• TRAVAIL À FAIRE
1. Répondez à ces questions sur l'entretien consacré à la grève de la GSP :
(a) Depuis quelle date les agents de la GSP sont-ils en grève illimitée ?
(b) Quel est l'indice de départ indiqué pour la catégorie A ?
(c) Quelle date d'effet le gouvernement a-t-il proposée à la place de janvier 2015 ?
2. Reprenez l'entretien sur la grève de la GSP juste après sa dernière phrase.

• TEXTE FOURNI
/---

Les agents de la Garde de sécurité pénitentiaire (GSP) ont entamé depuis le 13 avril dernier une grève illimitée sur toute l’étendue du territoire national pour exiger l’application effective des décrets portant grille salariale et indemnités courantes. Un dialogue de sourds semble être installé entre le gouvernement et le syndicat national des agents de la GSP. Pour mieux cerner les contours de cette grève qui paralyse l’activité judiciaire, nous avons rencontré le secrétaire général du syndicat national des agents de la GSP, Siaka Bayoulou.
– L’Economiste du Faso: Qu’est-ce qui oppose votre syndicat au gouvernement?
Sakia Bayoulou (Secrétaire du syndicat national des agents de la GSP): C’est une loi qui a été adoptée par le Conseil national de la transition (CNT). Il y a deux décrets qui ont été adoptés par ledit Conseil. A notre surprise, le gouvernement de la transition n’a pas signé ces décrets avant de partir. Le nouveau gouvernement, à travers notre ministre de tutelle, avait pris l’engagement de signer ces décrets. C’est ainsi que nous avons rassuré nos militants que ces décrets seront signés.
Quatre mois après, rien n’est encore fait. A-t-on vraiment besoin de 4 mois pour signer deux décrets? C’est comme si le gouvernement est en train de vouloir gagner en temps. C’est cette situation qui nous a amenés à suspendre certaines activités.
– Pensez-vous qu’au regard de la situation économique et financière que traverse actuellement le Burkina, cette revendication est à la portée du gouvernement ?
Elle est bien à la portée du gouvernement. Une première commission avait déjà fait une proposition. Le gouvernement a trouvé que le taux qui était prévu était élevé et qu’il ne pouvait pas le retenir. Ce taux ressemblait à peu près à la grille de la police nationale. Le gouvernement a trouvé que la grille de la police nationale a été adoptée dans des situations où l’ancien régime voulait modifier la Constitution.
– A combien est ce taux ?
L’indice de départ pour la catégorie A commence à partir de 915. Pour la catégorie B, ça tourne autour de 600 contre 500 pour la catégorie C. La différence se situe au niveau de l’indice de la responsabilité, selon que vous êtes directeur général ou directeur régional. Il n’y a pas eu grand changement au niveau des autres indemnités.
– Que s’est-il passé ensuite?
Nous sommes revenus avec une nouvelle commission pluridisciplinaire. Deux scénarii nous ont été imposés; les taux ressemblaient à ceux des premiers travaux. Le gouvernement a adopté le scénario a minima, non sans le raboter, en refusant les indemnités de responsabilité. La commission avait prévu que la date d’effet était janvier 2015. Refus encore du gouvernement qui propose janvier 2016. Nous avons fait toutes ces concessions en espérant la signature de ces décrets. Depuis 2014 que la loi a été adoptée, nous attendons toujours. On est en train de nous tourner en rond. Cette situation nous est insupportable.

\---

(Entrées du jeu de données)
/---

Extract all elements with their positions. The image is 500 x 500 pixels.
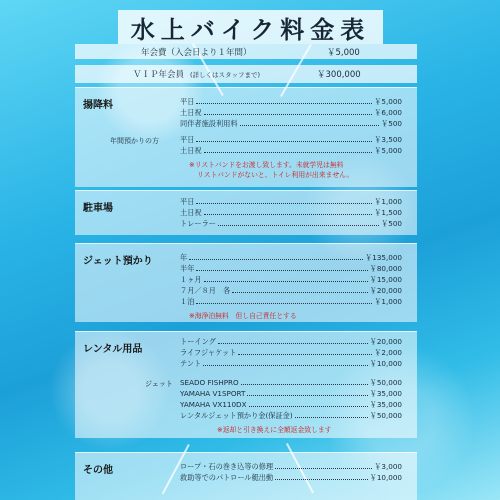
- yearly-line-weekday: [180, 134, 402, 145]
- rental-jet-price-3: ￥35,000: [369, 400, 402, 409]
- vip-fee-row: [75, 65, 417, 83]
- landing-label-companion: 同伴者施設利用料: [180, 119, 238, 128]
- jet-storage-price-july-august: ￥20,000: [369, 286, 402, 295]
- landing-note-1: ※リストバンドをお渡し致します。未就学児は無料: [189, 161, 344, 169]
- dotted-leader: [218, 225, 379, 226]
- page-title: 水上バイク料金表: [130, 14, 371, 44]
- landing-label-weekday: 平日: [180, 97, 195, 106]
- parking-label-holiday: 土日祝: [180, 208, 202, 217]
- landing-label-holiday: 土日祝: [180, 108, 202, 117]
- dotted-leader: [275, 479, 368, 480]
- rental-jet-line-2: [180, 388, 402, 399]
- vip-fee-label: ＶＩＰ年会員: [133, 70, 185, 80]
- yearly-storage-title: 年間預かりの方: [110, 137, 159, 145]
- rental-line-towing: [180, 336, 402, 347]
- landing-line-holiday: [180, 107, 402, 118]
- section-title-jet-storage: ジェット預かり: [83, 256, 153, 267]
- rental-price-tent: ￥10,000: [369, 359, 402, 368]
- parking-line-trailer: [180, 218, 402, 229]
- dotted-leader: [204, 214, 373, 215]
- dotted-leader: [204, 281, 368, 282]
- dotted-leader: [204, 152, 373, 153]
- landing-line-weekday: [180, 96, 402, 107]
- jet-storage-line-month: [180, 274, 402, 285]
- parking-price-trailer: ￥500: [381, 219, 402, 228]
- jet-storage-price-year: ￥135,000: [365, 253, 402, 262]
- parking-price-holiday: ￥1,500: [374, 208, 402, 217]
- dotted-leader: [295, 417, 368, 418]
- jet-storage-line-july-august: [180, 285, 402, 296]
- rental-jet-line-4: [180, 410, 402, 421]
- parking-price-weekday: ￥1,000: [374, 197, 402, 206]
- rental-label-towing: トーイング: [180, 337, 216, 346]
- rental-label-life-jacket: ライフジャケット: [180, 348, 237, 357]
- yearly-price-weekday: ￥3,500: [374, 135, 402, 144]
- landing-price-holiday: ￥6,000: [374, 108, 402, 117]
- dotted-leader: [275, 468, 372, 469]
- rental-jet-label-1: SEADO FISHPRO: [180, 378, 239, 387]
- landing-line-companion: [180, 118, 402, 129]
- dotted-leader: [238, 354, 372, 355]
- jet-storage-label-month: １ヶ月: [180, 275, 202, 284]
- dotted-leader: [204, 114, 373, 115]
- rental-jet-title: ジェット: [145, 380, 173, 388]
- dotted-leader: [240, 125, 380, 126]
- other-line-repair: [180, 461, 402, 472]
- jet-storage-line-half-year: [180, 263, 402, 274]
- rental-jet-label-2: YAMAHA V1SPORT: [180, 389, 246, 398]
- dotted-leader: [189, 259, 363, 260]
- dotted-leader: [196, 303, 372, 304]
- dotted-leader: [247, 395, 367, 396]
- yearly-line-holiday: [180, 145, 402, 156]
- rental-price-towing: ￥20,000: [369, 337, 402, 346]
- parking-line-holiday: [180, 207, 402, 218]
- dotted-leader: [196, 203, 372, 204]
- dotted-leader: [249, 406, 368, 407]
- section-parking: [75, 190, 417, 235]
- vip-fee-label-group: [133, 65, 260, 83]
- rental-price-life-jacket: ￥2,000: [374, 348, 402, 357]
- parking-label-weekday: 平日: [180, 197, 195, 206]
- section-other: [75, 452, 417, 500]
- yearly-label-holiday: 土日祝: [180, 146, 202, 155]
- rental-jet-label-3: YAMAHA VX110DX: [180, 400, 247, 409]
- landing-note-2: リストバンドがないと、トイレ利用が出来ません。: [197, 171, 354, 179]
- vip-fee-price: ￥300,000: [317, 70, 361, 80]
- parking-label-trailer: トレーラー: [180, 219, 216, 228]
- yearly-label-weekday: 平日: [180, 135, 195, 144]
- other-label-repair: ロープ・石の巻き込等の修理: [180, 462, 274, 471]
- annual-fee-row: [75, 44, 417, 59]
- rental-jet-line-3: [180, 399, 402, 410]
- yearly-price-holiday: ￥5,000: [374, 146, 402, 155]
- jet-storage-label-july-august: ７月／８月 各: [180, 286, 231, 295]
- dotted-leader: [241, 384, 368, 385]
- jet-storage-price-month: ￥15,000: [369, 275, 402, 284]
- dotted-leader: [203, 365, 367, 366]
- section-jet-storage: [75, 243, 417, 322]
- jet-storage-note: ※海浄泊無料 但し自己責任とする: [189, 312, 297, 320]
- annual-fee-label: 年会費（入会日より１年間）: [141, 47, 252, 58]
- section-landing: [75, 87, 417, 187]
- section-title-landing: 揚降料: [83, 100, 113, 111]
- section-title-rental: レンタル用品: [83, 344, 143, 355]
- rental-label-tent: テント: [180, 359, 202, 368]
- jet-storage-label-overnight: １泊: [180, 297, 195, 306]
- section-rental: [75, 331, 417, 438]
- title-box: [118, 10, 383, 44]
- rental-line-tent: [180, 358, 402, 369]
- other-line-patrol: [180, 472, 402, 483]
- annual-fee-label-group: [141, 44, 252, 59]
- annual-fee-price-group: [327, 44, 360, 59]
- rental-jet-label-4: レンタルジェット預かり金(保証金): [180, 411, 293, 420]
- landing-price-companion: ￥500: [381, 119, 402, 128]
- jet-storage-label-half-year: 半年: [180, 264, 195, 273]
- vip-fee-price-group: [317, 65, 361, 83]
- jet-storage-label-year: 年: [180, 253, 188, 262]
- dotted-leader: [196, 141, 372, 142]
- landing-price-weekday: ￥5,000: [374, 97, 402, 106]
- other-price-patrol: ￥10,000: [369, 473, 402, 482]
- section-title-parking: 駐車場: [83, 203, 113, 214]
- dotted-leader: [196, 270, 367, 271]
- dotted-leader: [218, 343, 368, 344]
- jet-storage-line-overnight: [180, 296, 402, 307]
- jet-storage-line-year: [180, 252, 402, 263]
- jet-storage-price-half-year: ￥80,000: [369, 264, 402, 273]
- annual-fee-price: ￥5,000: [327, 47, 360, 58]
- dotted-leader: [232, 292, 367, 293]
- jet-storage-price-overnight: ￥1,000: [374, 297, 402, 306]
- rental-line-life-jacket: [180, 347, 402, 358]
- rental-jet-price-4: ￥50,000: [369, 411, 402, 420]
- other-price-repair: ￥3,000: [374, 462, 402, 471]
- section-title-other: その他: [83, 465, 113, 476]
- vip-fee-note: (詳しくはスタッフまで): [190, 70, 261, 79]
- rental-jet-price-1: ￥50,000: [369, 378, 402, 387]
- dotted-leader: [196, 103, 372, 104]
- parking-line-weekday: [180, 196, 402, 207]
- rental-jet-price-2: ￥35,000: [369, 389, 402, 398]
- rental-note: ※返却と引き換えに全額返金致します: [217, 426, 332, 434]
- other-label-patrol: 救助等でのパトロール艇出動: [180, 473, 274, 482]
- rental-jet-line-1: [180, 377, 402, 388]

\---

• RÉSULTATS DE L'EXERCICE
1.
(a) Depuis le 13 avril.
(b) 915.
(c) Janvier 2016.

2.
– A vous entendre, vous ne croyez pas à l’argument de la «situation économique difficile», qui vous est brandi …
Prenez l’exemple de nos collègues de la magistrature. C’est le même gouvernement actuel qui a adopté et qui a signé cette décision qui avait été prise par la transition. Ce sont deux poids deux mesures dans le même ministère, et cela ne fait qu’augmenter les frustrations. C’est comme si les uns sont plus importants et les autres sont moins importants. On nous demande de faire des sacrifices. Qu’on demande ces sacrifices à tout le monde. Notre incidence est de 700 millions de F CFA, pendant qu’on accepte une incidence qui avoisine les 3 milliards de F CFA. Avec ça, on dit que nous exagérons. Le gouvernement ne joue pas franc jeu. C’est comme s’il y a un sentiment de mépris et cela n’est pas du tout intéressant.
– Mesurez-vous les conséquences de votre mouvement ?
Il revient au gouvernement de mesurer ces conséquences. Nous avons passé le temps à calmer nos militants en leur disant que la situation va trouver une solution. Aujourd’hui, nous avons perdu un peu de crédit parce que nous avons voulu suivre le gouvernement en espérant qu’il allait s’exécuter. Peut-être que le gouvernement estime que l’impact de notre mouvement est insignifiant et que c’est pour cela qu’il ne veut pas résoudre notre problème.
La signature de ces décrets ne coûte pas de l’argent, puisque nous pouvons toujours discuter de l’entrée en vigueur de ces décrets. Quand on refuse de signer, c’est qu’il y a de la mauvaise foi. C’est parce que nous avons mesuré les conséquences que nous n’avons pas voulu arrêter toutes les activités. Nos militants nous demandent même de durcir le mouvement. Pour ne pas en rajouter, et en toute responsabilité, nous continuons d’assurer d’autres services. Il s’agit notamment de la garde et de la surveillance des détenus. Nous sommes dans l’obligation de veiller pour assurer ce service. Il y a aussi des activités de formation qui ont trait à la réinsertion sociale.
– Le cas du détenu mort à Dédougou vous a-t-il interpellés?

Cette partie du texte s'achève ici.